>> Start Provided text
# 2013.10.08 Dive report



## WhackUmStackUm (Jan 31, 2010)

Awesome day to be out on the water! Seas were better than forecast. Hit Edge and Green's Hole (as usual). Excellent visibility 60-80'. Very light blue water 20+ miles out. No current. Water temp was about 80 degrees at the surface and 75 degrees 120' down to 180'. My wife and I picked up 24 lobsters on the first dive and 17 on the second, 41 total. 10 were very large and two were monsters. Saw about a dozen AJs in the 30-40 pound range. Saw a large cubera snapper. Not sure how much it weighed, certainty north of 50 lbs.

Whackum


----------



## jspooney (Oct 2, 2007)

Awesome dude. We are headed out on Thursday. Hope we do as well as you did.


----------



## countryjwh (Nov 20, 2007)

yep awesome. we will be going ot of dauphin island thursday also.


----------



## devildog83 (Apr 2, 2009)

WhackUmStackUm said:


> Awesome day to be out on the water! Seas were better than forecast. Hit Edge and Green's Hole (as usual). Excellent visibility 60-80'. Very light blue water 20+ miles out. No current. Water temp was about 80 degrees at the surface and 75 degrees 120' down to 180'. My wife and I picked up 24 lobsters on the first dive and 17 one the second, 41 total. 10 were very large and two were monsters. Saw about a dozen AJs in the 30-40 pound range. Saw a large cubera snapper. Not sure how much it weighed, certainty north of 50 lbs.
>> End Provided text
>> Start Provided data
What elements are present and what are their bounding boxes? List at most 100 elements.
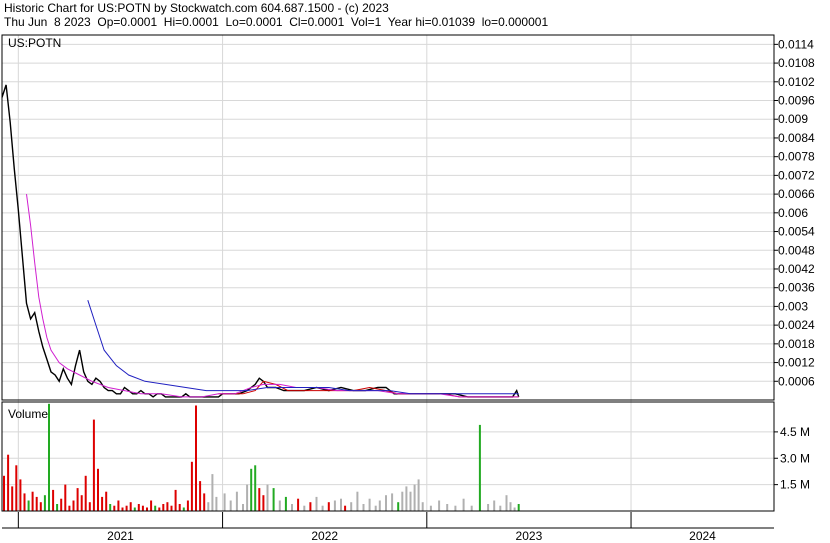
>> End Provided data
Objectives →
(1) From the dive report, extract the part that opens with the words containing "## jspooney (Oct" and closes with "island thursday also.".
(2) According to the dive report, what was the water temperature at the surface?
(3) Carry on the dive report from its final line.

Per-task answers →
(1)
## jspooney (Oct 2, 2007)

Awesome dude. We are headed out on Thursday. Hope we do as well as you did.


----------



## countryjwh (Nov 20, 2007)

yep awesome. we will be going ot of dauphin island thursday also.

(2) About 80 degrees.

(3)
> 
> Whackum


I will agree, The water today was great. We must have been diving right behind you:bangin: 'cause we didn't see crap lol. Only thing brought home today was empty tanks. Good luck all and be safe!


----------



## WhackUmStackUm (Jan 31, 2010)

devildog83 said:


> We must have been diving right behind you 'cause we didn't see crap lol.


LOL! There must have been another boat between us 'cause we left a bunch of shovelnose behind. Hit our deco limit (25 min) on both dives.


----------



## lobsterman (Sep 30, 2007)

WhackUmStackUm said:


> Awesome day to be out on the water! Seas were better than forecast. Hit Edge and Green's Hole (as usual). Excellent visibility 60-80'. Very light blue water 20+ miles out. No current. Water temp was about 80 degrees at the surface and 75 degrees 120' down to 180'. My wife and I picked up 24 lobsters on the first dive and 17 one the second, 41 total. 10 were very large and two were monsters. Saw about a dozen AJs in the 30-40 pound range. *Saw a large cubera snapper.* Not sure how much it weighed, certainty north of 50 lbs.
> 
> Whackum


 Should have fed him a shovelnose lobster.


----------



## WhackUmStackUm (Jan 31, 2010)

We also saw lots of BIG FAT lionfish. Some of their bellies were so distended it looked like they were ready to pop.

I also saw four frogfish. They sure are odd looking little buggers.


----------



## sealark (Sep 27, 2007)

We went this AM seas 5 to 8' 25 mile round trip. Got limit of Sn and Tr. Got beat to death in 20' wellcraft not fun will do it again Friday.


----------



## WhackUmStackUm (Jan 31, 2010)

sealark said:


> We went this AM seas 5 to 8' 25 mile round trip. Got limit of Sn and Tr. Got beat to death in 20' wellcraft not fun will do it again Friday.


"...not fun will do it again Friday"

Now that's a hardcore diver! :notworthy:

Hope the seas cooperate on Friday Ron.


----------



## coolbluestreak (Jun 27, 2011)

WhackUmStackUm said:


> "...not fun will do it again Friday"
> 
> Now that's a hardcore diver! :notworthy:


Tell me about it!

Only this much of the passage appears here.